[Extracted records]

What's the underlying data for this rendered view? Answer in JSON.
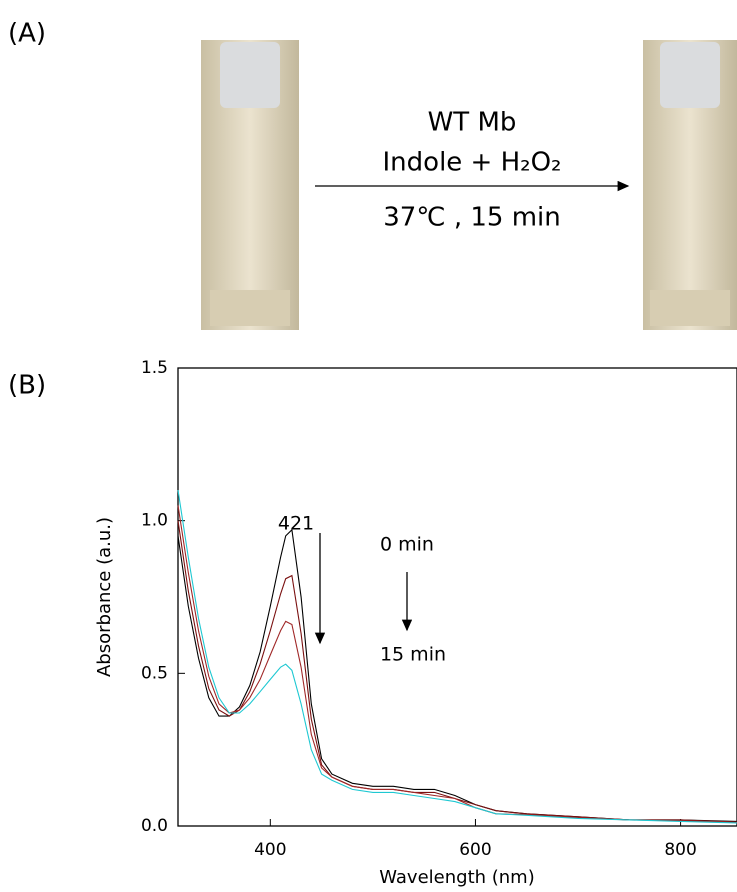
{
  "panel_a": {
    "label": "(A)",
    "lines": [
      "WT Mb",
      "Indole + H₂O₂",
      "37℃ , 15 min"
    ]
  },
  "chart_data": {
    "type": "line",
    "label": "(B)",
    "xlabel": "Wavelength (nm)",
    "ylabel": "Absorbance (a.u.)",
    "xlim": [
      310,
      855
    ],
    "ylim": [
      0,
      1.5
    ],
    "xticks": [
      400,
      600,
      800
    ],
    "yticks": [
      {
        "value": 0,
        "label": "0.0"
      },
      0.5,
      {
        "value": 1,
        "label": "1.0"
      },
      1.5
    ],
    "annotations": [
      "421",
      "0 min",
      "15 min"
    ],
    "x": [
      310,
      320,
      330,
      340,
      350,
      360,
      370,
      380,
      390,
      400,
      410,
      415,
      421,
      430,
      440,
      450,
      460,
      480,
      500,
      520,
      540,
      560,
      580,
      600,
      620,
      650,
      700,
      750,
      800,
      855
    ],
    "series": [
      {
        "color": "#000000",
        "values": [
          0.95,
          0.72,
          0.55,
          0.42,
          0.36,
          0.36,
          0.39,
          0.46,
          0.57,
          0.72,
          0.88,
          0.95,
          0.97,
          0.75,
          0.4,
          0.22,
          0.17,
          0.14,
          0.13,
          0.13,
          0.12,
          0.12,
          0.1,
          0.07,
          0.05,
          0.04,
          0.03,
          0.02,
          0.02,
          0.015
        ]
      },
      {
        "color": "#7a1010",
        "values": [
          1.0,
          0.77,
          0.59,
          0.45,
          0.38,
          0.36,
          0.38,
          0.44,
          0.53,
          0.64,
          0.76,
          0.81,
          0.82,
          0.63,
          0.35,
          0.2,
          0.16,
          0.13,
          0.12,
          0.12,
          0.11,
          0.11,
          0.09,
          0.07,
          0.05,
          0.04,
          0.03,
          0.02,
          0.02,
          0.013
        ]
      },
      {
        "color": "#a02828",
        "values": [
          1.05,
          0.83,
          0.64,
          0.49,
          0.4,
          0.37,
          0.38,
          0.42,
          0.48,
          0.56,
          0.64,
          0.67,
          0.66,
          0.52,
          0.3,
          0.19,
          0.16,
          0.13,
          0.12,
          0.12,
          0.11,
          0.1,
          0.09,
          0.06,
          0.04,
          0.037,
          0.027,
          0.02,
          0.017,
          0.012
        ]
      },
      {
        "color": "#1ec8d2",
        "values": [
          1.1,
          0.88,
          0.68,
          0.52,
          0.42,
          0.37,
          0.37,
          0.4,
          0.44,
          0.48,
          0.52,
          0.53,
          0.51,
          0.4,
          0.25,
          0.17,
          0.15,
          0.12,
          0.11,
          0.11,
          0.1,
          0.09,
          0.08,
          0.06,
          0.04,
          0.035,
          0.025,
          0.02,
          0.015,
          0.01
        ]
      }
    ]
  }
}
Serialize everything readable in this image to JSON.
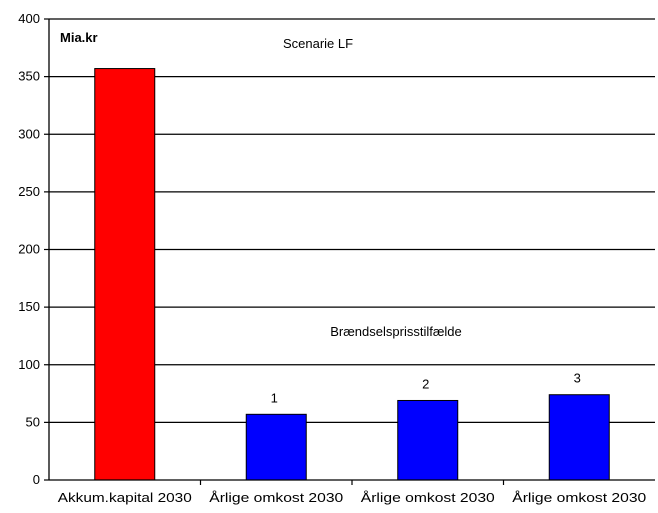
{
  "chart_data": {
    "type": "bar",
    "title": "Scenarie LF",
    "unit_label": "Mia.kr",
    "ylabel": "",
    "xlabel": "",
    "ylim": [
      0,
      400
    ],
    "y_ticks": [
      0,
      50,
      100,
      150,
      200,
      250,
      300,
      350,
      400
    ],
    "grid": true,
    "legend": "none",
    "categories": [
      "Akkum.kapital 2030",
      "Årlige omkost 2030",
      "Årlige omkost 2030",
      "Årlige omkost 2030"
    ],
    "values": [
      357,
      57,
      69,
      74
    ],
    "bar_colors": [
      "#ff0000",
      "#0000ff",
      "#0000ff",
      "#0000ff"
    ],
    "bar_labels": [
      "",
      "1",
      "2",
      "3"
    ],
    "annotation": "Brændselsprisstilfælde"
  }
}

--

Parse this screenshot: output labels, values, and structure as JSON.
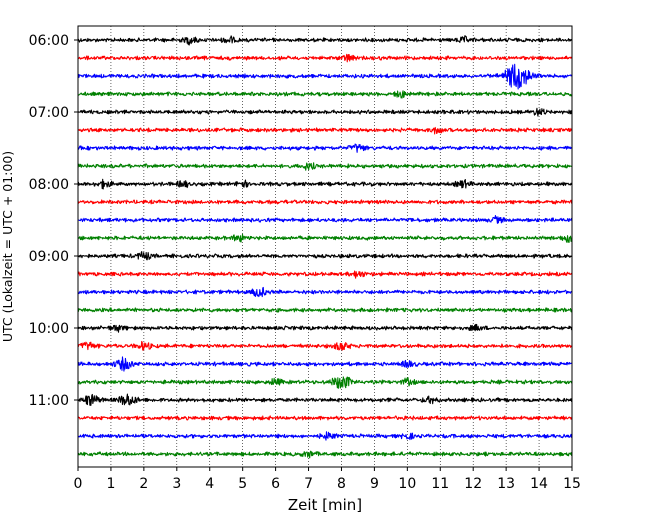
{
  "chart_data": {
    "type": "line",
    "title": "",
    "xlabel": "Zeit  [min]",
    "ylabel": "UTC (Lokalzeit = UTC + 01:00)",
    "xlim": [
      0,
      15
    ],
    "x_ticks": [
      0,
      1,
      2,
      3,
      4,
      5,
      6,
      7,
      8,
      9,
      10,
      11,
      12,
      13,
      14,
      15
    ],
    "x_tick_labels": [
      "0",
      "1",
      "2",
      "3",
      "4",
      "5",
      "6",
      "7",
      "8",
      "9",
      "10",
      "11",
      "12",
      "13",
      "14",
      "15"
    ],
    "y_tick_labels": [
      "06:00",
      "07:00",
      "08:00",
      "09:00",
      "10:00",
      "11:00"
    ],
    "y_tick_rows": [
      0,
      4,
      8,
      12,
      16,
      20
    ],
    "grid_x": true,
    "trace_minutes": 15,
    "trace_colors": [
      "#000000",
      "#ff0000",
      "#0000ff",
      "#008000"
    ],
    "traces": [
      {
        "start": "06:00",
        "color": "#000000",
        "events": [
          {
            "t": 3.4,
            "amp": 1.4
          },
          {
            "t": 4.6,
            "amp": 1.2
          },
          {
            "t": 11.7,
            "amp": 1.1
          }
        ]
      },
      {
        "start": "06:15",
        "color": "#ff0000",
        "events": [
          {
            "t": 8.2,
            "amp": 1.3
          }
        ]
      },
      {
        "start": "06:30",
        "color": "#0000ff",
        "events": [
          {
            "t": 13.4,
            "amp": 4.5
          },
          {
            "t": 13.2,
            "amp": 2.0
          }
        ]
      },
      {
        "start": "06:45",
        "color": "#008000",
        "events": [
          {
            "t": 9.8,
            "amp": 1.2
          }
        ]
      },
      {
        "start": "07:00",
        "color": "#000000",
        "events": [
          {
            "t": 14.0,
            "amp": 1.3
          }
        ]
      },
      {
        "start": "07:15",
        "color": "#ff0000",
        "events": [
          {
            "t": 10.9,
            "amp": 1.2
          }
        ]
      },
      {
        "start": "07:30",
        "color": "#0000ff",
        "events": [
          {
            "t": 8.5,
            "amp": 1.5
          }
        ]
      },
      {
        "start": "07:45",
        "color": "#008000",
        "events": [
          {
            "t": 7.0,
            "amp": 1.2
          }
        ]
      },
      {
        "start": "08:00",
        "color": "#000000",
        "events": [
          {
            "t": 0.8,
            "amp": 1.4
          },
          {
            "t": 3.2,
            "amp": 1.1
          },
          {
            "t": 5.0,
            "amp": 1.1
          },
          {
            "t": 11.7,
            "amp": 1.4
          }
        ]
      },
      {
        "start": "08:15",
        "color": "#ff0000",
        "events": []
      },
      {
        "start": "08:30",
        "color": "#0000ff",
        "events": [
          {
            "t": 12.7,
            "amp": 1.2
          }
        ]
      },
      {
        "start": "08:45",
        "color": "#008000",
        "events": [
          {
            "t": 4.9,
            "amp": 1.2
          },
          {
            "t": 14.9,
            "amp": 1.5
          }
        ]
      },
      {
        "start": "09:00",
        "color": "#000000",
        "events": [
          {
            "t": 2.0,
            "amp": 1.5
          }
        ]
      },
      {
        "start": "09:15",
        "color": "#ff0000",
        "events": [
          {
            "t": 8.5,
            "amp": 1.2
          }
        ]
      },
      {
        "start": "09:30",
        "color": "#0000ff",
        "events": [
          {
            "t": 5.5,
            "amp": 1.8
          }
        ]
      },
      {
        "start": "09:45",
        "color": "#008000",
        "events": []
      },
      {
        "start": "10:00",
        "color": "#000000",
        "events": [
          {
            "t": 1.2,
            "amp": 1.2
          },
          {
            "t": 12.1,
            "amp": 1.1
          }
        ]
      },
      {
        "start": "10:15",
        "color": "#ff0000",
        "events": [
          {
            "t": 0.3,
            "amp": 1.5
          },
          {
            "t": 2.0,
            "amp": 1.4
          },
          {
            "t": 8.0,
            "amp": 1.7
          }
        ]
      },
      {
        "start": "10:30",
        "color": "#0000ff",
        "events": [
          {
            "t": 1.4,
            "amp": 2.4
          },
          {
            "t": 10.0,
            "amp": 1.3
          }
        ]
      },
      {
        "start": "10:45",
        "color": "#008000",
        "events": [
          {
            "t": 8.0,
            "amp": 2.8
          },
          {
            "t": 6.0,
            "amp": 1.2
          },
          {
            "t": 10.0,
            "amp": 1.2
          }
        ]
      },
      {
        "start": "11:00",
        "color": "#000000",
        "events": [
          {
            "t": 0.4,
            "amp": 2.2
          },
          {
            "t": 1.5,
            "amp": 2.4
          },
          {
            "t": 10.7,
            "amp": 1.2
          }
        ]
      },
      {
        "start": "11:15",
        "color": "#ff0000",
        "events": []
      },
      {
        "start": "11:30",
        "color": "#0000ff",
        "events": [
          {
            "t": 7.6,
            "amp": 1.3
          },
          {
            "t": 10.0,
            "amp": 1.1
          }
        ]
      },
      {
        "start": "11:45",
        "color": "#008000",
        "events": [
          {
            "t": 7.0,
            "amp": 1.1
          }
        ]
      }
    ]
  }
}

==

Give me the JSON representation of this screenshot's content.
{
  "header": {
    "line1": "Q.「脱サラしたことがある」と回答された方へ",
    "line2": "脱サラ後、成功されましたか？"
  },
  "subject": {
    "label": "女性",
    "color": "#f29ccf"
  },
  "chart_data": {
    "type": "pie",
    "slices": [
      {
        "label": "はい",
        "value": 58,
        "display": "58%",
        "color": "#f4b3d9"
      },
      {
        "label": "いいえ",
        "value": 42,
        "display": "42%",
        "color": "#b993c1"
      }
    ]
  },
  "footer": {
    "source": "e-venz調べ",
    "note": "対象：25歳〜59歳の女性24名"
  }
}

▶ PROBLEM STATEMENT
Report how many lines of the listing above include the word "type". Say nothing but the number.

▶ EXERCISE OUTPUT
4